Your instructions: Each entry must be reproduced precisely as it stands.

Stored dataset items
* * * * * * * * *

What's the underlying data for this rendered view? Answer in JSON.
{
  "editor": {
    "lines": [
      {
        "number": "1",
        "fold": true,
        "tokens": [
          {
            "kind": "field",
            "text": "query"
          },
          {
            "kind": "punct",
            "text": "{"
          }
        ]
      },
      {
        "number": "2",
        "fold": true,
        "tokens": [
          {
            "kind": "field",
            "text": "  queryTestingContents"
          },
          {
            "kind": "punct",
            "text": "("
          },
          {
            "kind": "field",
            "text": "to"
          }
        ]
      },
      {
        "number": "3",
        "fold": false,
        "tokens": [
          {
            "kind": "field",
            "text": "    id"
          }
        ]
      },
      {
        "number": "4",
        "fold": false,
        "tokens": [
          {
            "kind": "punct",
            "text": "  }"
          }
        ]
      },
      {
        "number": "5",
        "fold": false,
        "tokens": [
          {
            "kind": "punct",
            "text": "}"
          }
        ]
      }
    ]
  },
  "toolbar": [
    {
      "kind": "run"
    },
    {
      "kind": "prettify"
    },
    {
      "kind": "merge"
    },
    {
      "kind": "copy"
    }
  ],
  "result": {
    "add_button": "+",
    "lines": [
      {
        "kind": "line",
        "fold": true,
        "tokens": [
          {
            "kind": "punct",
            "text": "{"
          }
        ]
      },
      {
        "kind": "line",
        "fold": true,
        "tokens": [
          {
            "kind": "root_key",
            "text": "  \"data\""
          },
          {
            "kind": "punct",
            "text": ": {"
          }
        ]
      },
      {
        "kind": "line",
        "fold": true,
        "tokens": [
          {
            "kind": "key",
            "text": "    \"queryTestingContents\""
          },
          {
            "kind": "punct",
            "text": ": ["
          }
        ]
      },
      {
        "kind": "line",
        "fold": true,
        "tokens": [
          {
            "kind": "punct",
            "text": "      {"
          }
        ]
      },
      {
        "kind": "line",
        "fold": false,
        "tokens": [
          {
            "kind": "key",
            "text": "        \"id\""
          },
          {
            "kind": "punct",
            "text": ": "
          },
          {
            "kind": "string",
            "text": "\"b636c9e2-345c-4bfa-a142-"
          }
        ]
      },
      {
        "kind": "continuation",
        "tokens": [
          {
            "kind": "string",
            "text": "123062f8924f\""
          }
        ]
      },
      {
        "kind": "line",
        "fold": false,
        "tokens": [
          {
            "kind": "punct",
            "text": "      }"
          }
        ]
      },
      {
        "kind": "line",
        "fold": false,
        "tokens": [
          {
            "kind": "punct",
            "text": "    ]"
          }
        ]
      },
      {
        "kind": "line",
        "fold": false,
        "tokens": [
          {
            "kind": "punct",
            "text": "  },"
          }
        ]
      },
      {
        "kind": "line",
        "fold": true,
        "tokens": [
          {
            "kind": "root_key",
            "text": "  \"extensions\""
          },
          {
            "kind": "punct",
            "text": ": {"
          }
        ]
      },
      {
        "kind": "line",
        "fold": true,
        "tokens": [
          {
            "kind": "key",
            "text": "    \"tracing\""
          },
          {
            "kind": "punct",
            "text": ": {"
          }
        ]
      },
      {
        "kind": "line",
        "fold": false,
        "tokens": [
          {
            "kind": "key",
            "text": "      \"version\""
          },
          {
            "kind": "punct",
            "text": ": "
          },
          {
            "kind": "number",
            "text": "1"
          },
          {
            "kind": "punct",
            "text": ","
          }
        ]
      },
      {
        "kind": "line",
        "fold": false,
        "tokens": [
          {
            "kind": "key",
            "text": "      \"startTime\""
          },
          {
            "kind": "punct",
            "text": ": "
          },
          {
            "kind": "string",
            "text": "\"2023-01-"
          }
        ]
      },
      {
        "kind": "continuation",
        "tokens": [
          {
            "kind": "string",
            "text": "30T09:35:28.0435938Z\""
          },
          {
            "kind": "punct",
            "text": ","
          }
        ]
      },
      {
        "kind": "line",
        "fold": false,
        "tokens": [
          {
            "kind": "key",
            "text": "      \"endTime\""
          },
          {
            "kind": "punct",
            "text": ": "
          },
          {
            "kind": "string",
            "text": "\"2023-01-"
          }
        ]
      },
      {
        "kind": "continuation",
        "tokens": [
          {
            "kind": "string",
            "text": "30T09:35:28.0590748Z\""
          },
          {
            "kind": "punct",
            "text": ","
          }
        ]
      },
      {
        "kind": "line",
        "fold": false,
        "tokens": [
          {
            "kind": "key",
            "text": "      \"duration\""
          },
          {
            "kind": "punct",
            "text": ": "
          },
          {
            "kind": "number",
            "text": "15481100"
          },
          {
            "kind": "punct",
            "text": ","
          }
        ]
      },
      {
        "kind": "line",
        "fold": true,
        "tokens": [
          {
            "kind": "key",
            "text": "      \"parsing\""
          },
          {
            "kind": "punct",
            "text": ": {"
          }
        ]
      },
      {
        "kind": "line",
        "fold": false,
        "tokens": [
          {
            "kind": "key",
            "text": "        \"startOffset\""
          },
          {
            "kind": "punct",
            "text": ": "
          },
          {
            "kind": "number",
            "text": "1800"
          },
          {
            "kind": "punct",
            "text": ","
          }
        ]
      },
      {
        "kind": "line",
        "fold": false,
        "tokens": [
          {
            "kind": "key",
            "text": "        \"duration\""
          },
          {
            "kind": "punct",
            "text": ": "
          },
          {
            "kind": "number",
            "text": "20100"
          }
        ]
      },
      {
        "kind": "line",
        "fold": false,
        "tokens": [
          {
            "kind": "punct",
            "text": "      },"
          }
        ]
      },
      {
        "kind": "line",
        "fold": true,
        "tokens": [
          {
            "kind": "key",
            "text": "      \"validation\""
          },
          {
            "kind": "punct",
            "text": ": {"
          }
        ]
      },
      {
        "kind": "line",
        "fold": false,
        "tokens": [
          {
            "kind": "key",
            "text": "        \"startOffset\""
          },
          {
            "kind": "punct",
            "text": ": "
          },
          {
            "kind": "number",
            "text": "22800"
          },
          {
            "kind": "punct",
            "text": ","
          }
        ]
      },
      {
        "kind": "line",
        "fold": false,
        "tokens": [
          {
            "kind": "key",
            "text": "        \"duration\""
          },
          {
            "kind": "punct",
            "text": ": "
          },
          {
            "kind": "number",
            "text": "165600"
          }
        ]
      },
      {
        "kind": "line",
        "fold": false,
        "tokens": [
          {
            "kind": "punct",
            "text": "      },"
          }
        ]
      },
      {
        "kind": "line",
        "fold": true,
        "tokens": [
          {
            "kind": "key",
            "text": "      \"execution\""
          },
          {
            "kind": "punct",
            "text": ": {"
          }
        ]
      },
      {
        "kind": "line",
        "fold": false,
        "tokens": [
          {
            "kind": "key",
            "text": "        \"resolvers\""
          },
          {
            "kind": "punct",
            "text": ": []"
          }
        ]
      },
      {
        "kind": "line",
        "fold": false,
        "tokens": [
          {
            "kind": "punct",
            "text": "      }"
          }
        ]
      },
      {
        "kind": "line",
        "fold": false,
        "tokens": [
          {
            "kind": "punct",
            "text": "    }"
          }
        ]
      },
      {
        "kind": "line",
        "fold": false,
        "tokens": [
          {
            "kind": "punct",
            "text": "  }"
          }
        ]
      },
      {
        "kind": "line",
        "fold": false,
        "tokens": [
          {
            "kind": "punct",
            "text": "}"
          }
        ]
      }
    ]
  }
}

* * * * * * * * *

Exercise result:
What's the underlying data for this rendered view? Answer in JSON.
{
  "editor": {
    "lines": [
      {
        "number": "1",
        "fold": true,
        "tokens": [
          {
            "kind": "field",
            "text": "query"
          },
          {
            "kind": "punct",
            "text": "{"
          }
        ]
      },
      {
        "number": "2",
        "fold": true,
        "tokens": [
          {
            "kind": "field",
            "text": "  queryTestingContents"
          },
          {
            "kind": "punct",
            "text": "("
          },
          {
            "kind": "field",
            "text": "to"
          }
        ]
      },
      {
        "number": "3",
        "fold": false,
        "tokens": [
          {
            "kind": "field",
            "text": "    id"
          }
        ]
      },
      {
        "number": "4",
        "fold": false,
        "tokens": [
          {
            "kind": "punct",
            "text": "  }"
          }
        ]
      },
      {
        "number": "5",
        "fold": false,
        "tokens": [
          {
            "kind": "punct",
            "text": "}"
          }
        ]
      }
    ]
  },
  "toolbar": [
    {
      "kind": "run"
    },
    {
      "kind": "prettify"
    },
    {
      "kind": "merge"
    },
    {
      "kind": "copy"
    }
  ],
  "result": {
    "add_button": "+",
    "lines": [
      {
        "kind": "line",
        "fold": true,
        "tokens": [
          {
            "kind": "punct",
            "text": "{"
          }
        ]
      },
      {
        "kind": "line",
        "fold": true,
        "tokens": [
          {
            "kind": "root_key",
            "text": "  \"data\""
          },
          {
            "kind": "punct",
            "text": ": {"
          }
        ]
      },
      {
        "kind": "line",
        "fold": true,
        "tokens": [
          {
            "kind": "key",
            "text": "    \"queryTestingContents\""
          },
          {
            "kind": "punct",
            "text": ": ["
          }
        ]
      },
      {
        "kind": "line",
        "fold": true,
        "tokens": [
          {
            "kind": "punct",
            "text": "      {"
          }
        ]
      },
      {
        "kind": "line",
        "fold": false,
        "tokens": [
          {
            "kind": "key",
            "text": "        \"id\""
          },
          {
            "kind": "punct",
            "text": ": "
          },
          {
            "kind": "string",
            "text": "\"b636c9e2-345c-4bfa-a142-"
          }
        ]
      },
      {
        "kind": "continuation",
        "tokens": [
          {
            "kind": "string",
            "text": "123062f8924f\""
          }
        ]
      },
      {
        "kind": "line",
        "fold": false,
        "tokens": [
          {
            "kind": "punct",
            "text": "      }"
          }
        ]
      },
      {
        "kind": "line",
        "fold": false,
        "tokens": [
          {
            "kind": "punct",
            "text": "    ]"
          }
        ]
      },
      {
        "kind": "line",
        "fold": false,
        "tokens": [
          {
            "kind": "punct",
            "text": "  },"
          }
        ]
      },
      {
        "kind": "line",
        "fold": true,
        "tokens": [
          {
            "kind": "root_key",
            "text": "  \"extensions\""
          },
          {
            "kind": "punct",
            "text": ": {"
          }
        ]
      },
      {
        "kind": "line",
        "fold": true,
        "tokens": [
          {
            "kind": "key",
            "text": "    \"tracing\""
          },
          {
            "kind": "punct",
            "text": ": {"
          }
        ]
      },
      {
        "kind": "line",
        "fold": false,
        "tokens": [
          {
            "kind": "key",
            "text": "      \"version\""
          },
          {
            "kind": "punct",
            "text": ": "
          },
          {
            "kind": "number",
            "text": "1"
          },
          {
            "kind": "punct",
            "text": ","
          }
        ]
      },
      {
        "kind": "line",
        "fold": false,
        "tokens": [
          {
            "kind": "key",
            "text": "      \"startTime\""
          },
          {
            "kind": "punct",
            "text": ": "
          },
          {
            "kind": "string",
            "text": "\"2023-01-"
          }
        ]
      },
      {
        "kind": "continuation",
        "tokens": [
          {
            "kind": "string",
            "text": "30T09:35:28.0435938Z\""
          },
          {
            "kind": "punct",
            "text": ","
          }
        ]
      },
      {
        "kind": "line",
        "fold": false,
        "tokens": [
          {
            "kind": "key",
            "text": "      \"endTime\""
          },
          {
            "kind": "punct",
            "text": ": "
          },
          {
            "kind": "string",
            "text": "\"2023-01-"
          }
        ]
      },
      {
        "kind": "continuation",
        "tokens": [
          {
            "kind": "string",
            "text": "30T09:35:28.0590748Z\""
          },
          {
            "kind": "punct",
            "text": ","
          }
        ]
      },
      {
        "kind": "line",
        "fold": false,
        "tokens": [
          {
            "kind": "key",
            "text": "      \"duration\""
          },
          {
            "kind": "punct",
            "text": ": "
          },
          {
            "kind": "number",
            "text": "15481100"
          },
          {
            "kind": "punct",
            "text": ","
          }
        ]
      },
      {
        "kind": "line",
        "fold": true,
        "tokens": [
          {
            "kind": "key",
            "text": "      \"parsing\""
          },
          {
            "kind": "punct",
            "text": ": {"
          }
        ]
      },
      {
        "kind": "line",
        "fold": false,
        "tokens": [
          {
            "kind": "key",
            "text": "        \"startOffset\""
          },
          {
            "kind": "punct",
            "text": ": "
          },
          {
            "kind": "number",
            "text": "1800"
          },
          {
            "kind": "punct",
            "text": ","
          }
        ]
      },
      {
        "kind": "line",
        "fold": false,
        "tokens": [
          {
            "kind": "key",
            "text": "        \"duration\""
          },
          {
            "kind": "punct",
            "text": ": "
          },
          {
            "kind": "number",
            "text": "20100"
          }
        ]
      },
      {
        "kind": "line",
        "fold": false,
        "tokens": [
          {
            "kind": "punct",
            "text": "      },"
          }
        ]
      },
      {
        "kind": "line",
        "fold": true,
        "tokens": [
          {
            "kind": "key",
            "text": "      \"validation\""
          },
          {
            "kind": "punct",
            "text": ": {"
          }
        ]
      },
      {
        "kind": "line",
        "fold": false,
        "tokens": [
          {
            "kind": "key",
            "text": "        \"startOffset\""
          },
          {
            "kind": "punct",
            "text": ": "
          },
          {
            "kind": "number",
            "text": "22800"
          },
          {
            "kind": "punct",
            "text": ","
          }
        ]
      },
      {
        "kind": "line",
        "fold": false,
        "tokens": [
          {
            "kind": "key",
            "text": "        \"duration\""
          },
          {
            "kind": "punct",
            "text": ": "
          },
          {
            "kind": "number",
            "text": "165600"
          }
        ]
      },
      {
        "kind": "line",
        "fold": false,
        "tokens": [
          {
            "kind": "punct",
            "text": "      },"
          }
        ]
      },
      {
        "kind": "line",
        "fold": true,
        "tokens": [
          {
            "kind": "key",
            "text": "      \"execution\""
          },
          {
            "kind": "punct",
            "text": ": {"
          }
        ]
      },
      {
        "kind": "line",
        "fold": false,
        "tokens": [
          {
            "kind": "key",
            "text": "        \"resolvers\""
          },
          {
            "kind": "punct",
            "text": ": []"
          }
        ]
      },
      {
        "kind": "line",
        "fold": false,
        "tokens": [
          {
            "kind": "punct",
            "text": "      }"
          }
        ]
      },
      {
        "kind": "line",
        "fold": false,
        "tokens": [
          {
            "kind": "punct",
            "text": "    }"
          }
        ]
      },
      {
        "kind": "line",
        "fold": false,
        "tokens": [
          {
            "kind": "punct",
            "text": "  }"
          }
        ]
      },
      {
        "kind": "line",
        "fold": false,
        "tokens": [
          {
            "kind": "punct",
            "text": "}"
          }
        ]
      }
    ]
  }
}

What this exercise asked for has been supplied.